What you are asked to do ▸
Set down every entry exactly as it stands, omitting any picture.

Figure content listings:
■ ■ ■
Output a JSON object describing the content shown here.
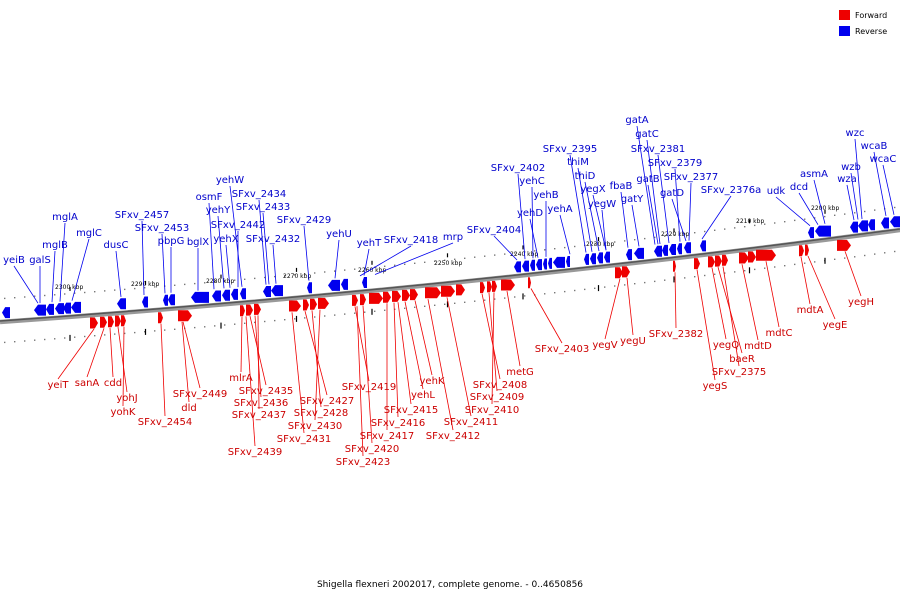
{
  "legend": {
    "forward_label": "Forward",
    "reverse_label": "Reverse",
    "forward_color": "#ee0000",
    "reverse_color": "#0000ee"
  },
  "caption": "Shigella flexneri 2002017, complete genome. - 0..4650856",
  "tick_labels": [
    "2300 kbp",
    "2290 kbp",
    "2280 kbp",
    "2270 kbp",
    "2260 kbp",
    "2250 kbp",
    "2240 kbp",
    "2230 kbp",
    "2220 kbp",
    "2210 kbp",
    "2200 kbp"
  ],
  "reverse_genes": [
    "yeiB",
    "galS",
    "mglB",
    "mglA",
    "mglC",
    "dusC",
    "SFxv_2457",
    "SFxv_2453",
    "pbpG",
    "bglX",
    "osmF",
    "yehY",
    "yehX",
    "SFxv_2442",
    "yehW",
    "SFxv_2434",
    "SFxv_2433",
    "SFxv_2432",
    "SFxv_2429",
    "yehU",
    "yehT",
    "SFxv_2418",
    "mrp",
    "SFxv_2404",
    "SFxv_2402",
    "yehC",
    "yehD",
    "yehB",
    "yehA",
    "SFxv_2395",
    "thiM",
    "thiD",
    "yegX",
    "yegW",
    "fbaB",
    "gatY",
    "gatA",
    "gatC",
    "SFxv_2381",
    "gatB",
    "SFxv_2379",
    "gatD",
    "SFxv_2377",
    "SFxv_2376a",
    "udk",
    "dcd",
    "asmA",
    "wzc",
    "wcaB",
    "wzb",
    "wza",
    "wcaC"
  ],
  "forward_genes": [
    "yeiT",
    "sanA",
    "cdd",
    "yohJ",
    "yohK",
    "SFxv_2454",
    "SFxv_2449",
    "dld",
    "mlrA",
    "SFxv_2435",
    "SFxv_2436",
    "SFxv_2437",
    "SFxv_2439",
    "SFxv_2427",
    "SFxv_2428",
    "SFxv_2430",
    "SFxv_2431",
    "SFxv_2419",
    "SFxv_2420",
    "SFxv_2423",
    "SFxv_2415",
    "SFxv_2416",
    "SFxv_2417",
    "yehK",
    "yehL",
    "SFxv_2411",
    "SFxv_2412",
    "SFxv_2408",
    "SFxv_2409",
    "SFxv_2410",
    "metG",
    "SFxv_2403",
    "yegV",
    "yegU",
    "SFxv_2382",
    "yegQ",
    "yegS",
    "baeR",
    "SFxv_2375",
    "mdtD",
    "mdtC",
    "mdtA",
    "yegE",
    "yegH"
  ]
}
■ ■ ■
Answer section ▸
Output a JSON object describing the content shown here.
{
  "legend": {
    "forward_label": "Forward",
    "reverse_label": "Reverse",
    "forward_color": "#ee0000",
    "reverse_color": "#0000ee"
  },
  "caption": "Shigella flexneri 2002017, complete genome. - 0..4650856",
  "tick_labels": [
    "2300 kbp",
    "2290 kbp",
    "2280 kbp",
    "2270 kbp",
    "2260 kbp",
    "2250 kbp",
    "2240 kbp",
    "2230 kbp",
    "2220 kbp",
    "2210 kbp",
    "2200 kbp"
  ],
  "reverse_genes": [
    "yeiB",
    "galS",
    "mglB",
    "mglA",
    "mglC",
    "dusC",
    "SFxv_2457",
    "SFxv_2453",
    "pbpG",
    "bglX",
    "osmF",
    "yehY",
    "yehX",
    "SFxv_2442",
    "yehW",
    "SFxv_2434",
    "SFxv_2433",
    "SFxv_2432",
    "SFxv_2429",
    "yehU",
    "yehT",
    "SFxv_2418",
    "mrp",
    "SFxv_2404",
    "SFxv_2402",
    "yehC",
    "yehD",
    "yehB",
    "yehA",
    "SFxv_2395",
    "thiM",
    "thiD",
    "yegX",
    "yegW",
    "fbaB",
    "gatY",
    "gatA",
    "gatC",
    "SFxv_2381",
    "gatB",
    "SFxv_2379",
    "gatD",
    "SFxv_2377",
    "SFxv_2376a",
    "udk",
    "dcd",
    "asmA",
    "wzc",
    "wcaB",
    "wzb",
    "wza",
    "wcaC"
  ],
  "forward_genes": [
    "yeiT",
    "sanA",
    "cdd",
    "yohJ",
    "yohK",
    "SFxv_2454",
    "SFxv_2449",
    "dld",
    "mlrA",
    "SFxv_2435",
    "SFxv_2436",
    "SFxv_2437",
    "SFxv_2439",
    "SFxv_2427",
    "SFxv_2428",
    "SFxv_2430",
    "SFxv_2431",
    "SFxv_2419",
    "SFxv_2420",
    "SFxv_2423",
    "SFxv_2415",
    "SFxv_2416",
    "SFxv_2417",
    "yehK",
    "yehL",
    "SFxv_2411",
    "SFxv_2412",
    "SFxv_2408",
    "SFxv_2409",
    "SFxv_2410",
    "metG",
    "SFxv_2403",
    "yegV",
    "yegU",
    "SFxv_2382",
    "yegQ",
    "yegS",
    "baeR",
    "SFxv_2375",
    "mdtD",
    "mdtC",
    "mdtA",
    "yegE",
    "yegH"
  ]
}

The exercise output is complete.